- _WHAT TO DO_
Take each line that has the word "참전용사의" and return it.

## Start INPUT FOR THIS TASK

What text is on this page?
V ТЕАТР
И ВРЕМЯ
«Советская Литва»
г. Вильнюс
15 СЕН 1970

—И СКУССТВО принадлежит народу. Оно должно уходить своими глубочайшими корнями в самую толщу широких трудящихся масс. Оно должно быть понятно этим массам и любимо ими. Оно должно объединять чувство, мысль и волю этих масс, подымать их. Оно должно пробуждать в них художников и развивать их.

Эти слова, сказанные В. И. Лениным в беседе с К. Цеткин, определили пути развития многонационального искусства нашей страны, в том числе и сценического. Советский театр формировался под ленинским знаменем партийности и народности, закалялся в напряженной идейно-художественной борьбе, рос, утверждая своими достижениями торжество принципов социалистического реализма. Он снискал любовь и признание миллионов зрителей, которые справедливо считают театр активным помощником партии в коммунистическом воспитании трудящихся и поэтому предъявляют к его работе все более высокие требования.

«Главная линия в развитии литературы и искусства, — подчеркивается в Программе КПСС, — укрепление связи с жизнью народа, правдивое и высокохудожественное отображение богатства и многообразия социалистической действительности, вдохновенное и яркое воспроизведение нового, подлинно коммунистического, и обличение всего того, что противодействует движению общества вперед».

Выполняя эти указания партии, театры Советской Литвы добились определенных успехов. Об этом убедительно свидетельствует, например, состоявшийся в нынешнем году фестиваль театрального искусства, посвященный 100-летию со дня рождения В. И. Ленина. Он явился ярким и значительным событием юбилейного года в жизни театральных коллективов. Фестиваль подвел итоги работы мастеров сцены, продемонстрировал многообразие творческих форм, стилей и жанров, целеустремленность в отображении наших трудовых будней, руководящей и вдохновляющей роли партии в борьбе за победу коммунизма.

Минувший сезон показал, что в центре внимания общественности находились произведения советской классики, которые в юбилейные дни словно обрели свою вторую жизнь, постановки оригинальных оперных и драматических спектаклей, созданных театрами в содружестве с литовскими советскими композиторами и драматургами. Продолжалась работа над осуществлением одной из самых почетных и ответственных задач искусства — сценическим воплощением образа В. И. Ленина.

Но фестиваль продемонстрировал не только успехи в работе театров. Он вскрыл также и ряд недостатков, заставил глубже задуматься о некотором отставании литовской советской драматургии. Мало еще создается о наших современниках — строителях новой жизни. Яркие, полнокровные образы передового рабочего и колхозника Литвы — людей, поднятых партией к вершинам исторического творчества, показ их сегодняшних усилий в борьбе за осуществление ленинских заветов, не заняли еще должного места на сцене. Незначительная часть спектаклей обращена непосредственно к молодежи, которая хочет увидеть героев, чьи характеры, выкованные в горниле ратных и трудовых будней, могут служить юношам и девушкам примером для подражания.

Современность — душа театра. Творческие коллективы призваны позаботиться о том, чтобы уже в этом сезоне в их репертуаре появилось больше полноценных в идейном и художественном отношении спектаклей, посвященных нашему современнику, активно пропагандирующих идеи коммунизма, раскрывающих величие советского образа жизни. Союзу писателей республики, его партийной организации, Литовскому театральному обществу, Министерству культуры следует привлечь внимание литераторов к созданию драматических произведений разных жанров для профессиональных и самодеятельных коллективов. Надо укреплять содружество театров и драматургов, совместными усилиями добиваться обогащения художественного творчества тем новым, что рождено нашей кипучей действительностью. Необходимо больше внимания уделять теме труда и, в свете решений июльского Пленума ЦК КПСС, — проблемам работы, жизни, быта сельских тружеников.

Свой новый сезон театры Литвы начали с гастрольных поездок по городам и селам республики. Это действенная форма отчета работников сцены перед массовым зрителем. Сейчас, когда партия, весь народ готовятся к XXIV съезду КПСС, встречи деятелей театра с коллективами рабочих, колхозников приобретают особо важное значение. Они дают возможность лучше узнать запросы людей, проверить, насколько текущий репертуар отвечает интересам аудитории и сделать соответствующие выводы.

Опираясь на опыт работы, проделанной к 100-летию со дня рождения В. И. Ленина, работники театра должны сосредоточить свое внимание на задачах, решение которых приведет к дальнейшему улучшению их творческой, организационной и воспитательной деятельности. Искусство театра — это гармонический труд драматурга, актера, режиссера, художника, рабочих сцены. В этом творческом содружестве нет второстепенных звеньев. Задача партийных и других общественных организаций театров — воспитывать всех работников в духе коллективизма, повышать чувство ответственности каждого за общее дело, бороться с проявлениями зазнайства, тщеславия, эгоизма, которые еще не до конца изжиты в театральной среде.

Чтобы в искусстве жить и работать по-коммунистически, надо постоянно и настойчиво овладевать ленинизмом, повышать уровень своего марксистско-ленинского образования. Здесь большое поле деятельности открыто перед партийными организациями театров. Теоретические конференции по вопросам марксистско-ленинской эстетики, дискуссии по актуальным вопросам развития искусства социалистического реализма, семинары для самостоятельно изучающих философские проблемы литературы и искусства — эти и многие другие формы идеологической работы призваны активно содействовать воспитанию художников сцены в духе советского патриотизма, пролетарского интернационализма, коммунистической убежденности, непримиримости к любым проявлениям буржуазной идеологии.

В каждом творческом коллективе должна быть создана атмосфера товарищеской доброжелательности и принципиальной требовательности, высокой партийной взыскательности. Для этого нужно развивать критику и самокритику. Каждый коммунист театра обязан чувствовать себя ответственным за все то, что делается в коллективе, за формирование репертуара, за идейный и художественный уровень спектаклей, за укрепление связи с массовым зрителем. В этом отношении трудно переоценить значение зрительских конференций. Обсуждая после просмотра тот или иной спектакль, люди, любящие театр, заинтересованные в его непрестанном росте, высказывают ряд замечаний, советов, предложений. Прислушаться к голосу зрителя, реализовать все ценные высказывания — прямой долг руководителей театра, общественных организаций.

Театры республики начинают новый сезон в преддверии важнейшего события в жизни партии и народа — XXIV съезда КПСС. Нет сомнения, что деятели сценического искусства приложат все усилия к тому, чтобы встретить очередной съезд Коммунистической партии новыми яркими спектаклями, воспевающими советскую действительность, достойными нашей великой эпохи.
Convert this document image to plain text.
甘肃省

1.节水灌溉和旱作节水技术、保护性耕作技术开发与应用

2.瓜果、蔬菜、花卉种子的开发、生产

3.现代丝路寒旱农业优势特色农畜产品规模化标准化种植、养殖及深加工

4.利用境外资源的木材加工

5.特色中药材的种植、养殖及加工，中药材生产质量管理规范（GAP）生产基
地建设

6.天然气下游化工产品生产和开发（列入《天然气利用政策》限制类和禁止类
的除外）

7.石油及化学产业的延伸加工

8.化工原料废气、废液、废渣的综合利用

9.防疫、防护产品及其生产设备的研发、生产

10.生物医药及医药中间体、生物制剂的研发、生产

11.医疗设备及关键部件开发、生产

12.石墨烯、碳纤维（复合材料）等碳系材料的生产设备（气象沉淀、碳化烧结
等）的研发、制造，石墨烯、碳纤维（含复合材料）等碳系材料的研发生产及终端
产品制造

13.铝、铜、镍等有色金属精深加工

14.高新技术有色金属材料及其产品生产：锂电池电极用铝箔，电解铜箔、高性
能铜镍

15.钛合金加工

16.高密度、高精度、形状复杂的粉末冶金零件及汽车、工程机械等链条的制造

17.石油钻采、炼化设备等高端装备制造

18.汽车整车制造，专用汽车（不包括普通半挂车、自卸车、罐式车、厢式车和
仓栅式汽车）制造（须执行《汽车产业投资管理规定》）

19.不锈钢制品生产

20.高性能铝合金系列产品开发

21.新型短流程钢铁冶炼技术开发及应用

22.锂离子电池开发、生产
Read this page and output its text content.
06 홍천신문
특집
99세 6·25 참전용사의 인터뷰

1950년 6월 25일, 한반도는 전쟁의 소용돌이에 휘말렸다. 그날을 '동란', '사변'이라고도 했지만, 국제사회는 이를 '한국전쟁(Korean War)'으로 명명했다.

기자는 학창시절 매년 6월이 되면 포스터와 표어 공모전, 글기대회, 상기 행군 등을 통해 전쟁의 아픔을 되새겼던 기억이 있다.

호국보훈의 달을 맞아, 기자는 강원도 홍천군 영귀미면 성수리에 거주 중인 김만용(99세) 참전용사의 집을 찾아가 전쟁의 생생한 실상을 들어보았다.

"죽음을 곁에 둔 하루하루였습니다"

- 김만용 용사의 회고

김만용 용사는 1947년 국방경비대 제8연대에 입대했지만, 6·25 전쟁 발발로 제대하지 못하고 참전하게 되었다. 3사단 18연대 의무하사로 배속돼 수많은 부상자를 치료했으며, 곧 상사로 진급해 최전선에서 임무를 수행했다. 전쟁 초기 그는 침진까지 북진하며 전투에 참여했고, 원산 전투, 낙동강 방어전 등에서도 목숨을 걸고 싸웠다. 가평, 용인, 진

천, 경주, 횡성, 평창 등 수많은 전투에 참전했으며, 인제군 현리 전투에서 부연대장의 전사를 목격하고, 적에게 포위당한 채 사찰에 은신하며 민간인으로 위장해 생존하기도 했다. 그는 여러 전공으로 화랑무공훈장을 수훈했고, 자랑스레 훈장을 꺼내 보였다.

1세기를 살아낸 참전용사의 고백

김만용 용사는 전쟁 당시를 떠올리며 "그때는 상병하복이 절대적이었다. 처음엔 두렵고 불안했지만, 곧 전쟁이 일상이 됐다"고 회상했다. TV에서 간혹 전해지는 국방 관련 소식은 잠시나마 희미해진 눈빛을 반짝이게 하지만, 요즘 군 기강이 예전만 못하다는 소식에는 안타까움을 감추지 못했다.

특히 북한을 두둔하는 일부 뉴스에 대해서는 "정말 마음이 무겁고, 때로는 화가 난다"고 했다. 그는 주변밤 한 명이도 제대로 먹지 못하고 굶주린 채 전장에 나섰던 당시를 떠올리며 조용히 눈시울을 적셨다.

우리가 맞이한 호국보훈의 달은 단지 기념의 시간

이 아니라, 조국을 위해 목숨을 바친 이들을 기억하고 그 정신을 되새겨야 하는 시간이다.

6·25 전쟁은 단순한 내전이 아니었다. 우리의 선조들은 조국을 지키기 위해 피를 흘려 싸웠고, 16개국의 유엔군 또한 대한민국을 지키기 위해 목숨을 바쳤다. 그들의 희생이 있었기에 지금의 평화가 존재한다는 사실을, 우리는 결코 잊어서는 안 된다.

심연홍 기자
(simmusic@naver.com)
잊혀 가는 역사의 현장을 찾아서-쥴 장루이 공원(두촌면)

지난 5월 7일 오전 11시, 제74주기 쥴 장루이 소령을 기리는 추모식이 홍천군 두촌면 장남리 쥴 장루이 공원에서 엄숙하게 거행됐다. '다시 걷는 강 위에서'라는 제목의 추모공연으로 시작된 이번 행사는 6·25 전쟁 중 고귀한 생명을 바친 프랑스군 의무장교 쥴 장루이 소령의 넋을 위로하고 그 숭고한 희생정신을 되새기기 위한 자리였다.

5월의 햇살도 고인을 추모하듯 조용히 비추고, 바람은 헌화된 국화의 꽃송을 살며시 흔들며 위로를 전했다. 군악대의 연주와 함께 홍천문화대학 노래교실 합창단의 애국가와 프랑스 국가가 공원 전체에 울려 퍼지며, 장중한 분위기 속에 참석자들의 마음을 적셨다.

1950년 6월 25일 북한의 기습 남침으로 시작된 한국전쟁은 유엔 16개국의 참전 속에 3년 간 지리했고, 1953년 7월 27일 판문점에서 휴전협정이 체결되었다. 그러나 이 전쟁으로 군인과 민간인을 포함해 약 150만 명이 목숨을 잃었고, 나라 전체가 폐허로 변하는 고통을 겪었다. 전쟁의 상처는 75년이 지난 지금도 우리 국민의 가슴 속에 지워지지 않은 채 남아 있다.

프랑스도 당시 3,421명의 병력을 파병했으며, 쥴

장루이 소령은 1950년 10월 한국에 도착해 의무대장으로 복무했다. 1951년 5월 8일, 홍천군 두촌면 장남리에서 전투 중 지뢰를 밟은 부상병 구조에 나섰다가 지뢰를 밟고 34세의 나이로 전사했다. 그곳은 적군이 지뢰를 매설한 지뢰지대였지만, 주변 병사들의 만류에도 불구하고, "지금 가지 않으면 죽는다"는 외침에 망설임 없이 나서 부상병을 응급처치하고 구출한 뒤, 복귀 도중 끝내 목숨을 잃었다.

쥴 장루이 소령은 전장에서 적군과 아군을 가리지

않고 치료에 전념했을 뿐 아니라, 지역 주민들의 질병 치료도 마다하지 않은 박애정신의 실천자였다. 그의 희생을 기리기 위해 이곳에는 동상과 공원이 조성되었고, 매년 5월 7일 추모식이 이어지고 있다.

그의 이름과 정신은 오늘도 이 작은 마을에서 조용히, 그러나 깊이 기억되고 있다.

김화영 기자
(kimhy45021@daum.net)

## End INPUT FOR THIS TASK

- _EXPECTED OUTPUT_
99세 6·25 참전용사의 인터뷰
호국보훈의 달을 맞아, 기자는 강원도 홍천군 영귀미면 성수리에 거주 중인 김만용(99세) 참전용사의 집을 찾아가 전쟁의 생생한 실상을 들어보았다.
1세기를 살아낸 참전용사의 고백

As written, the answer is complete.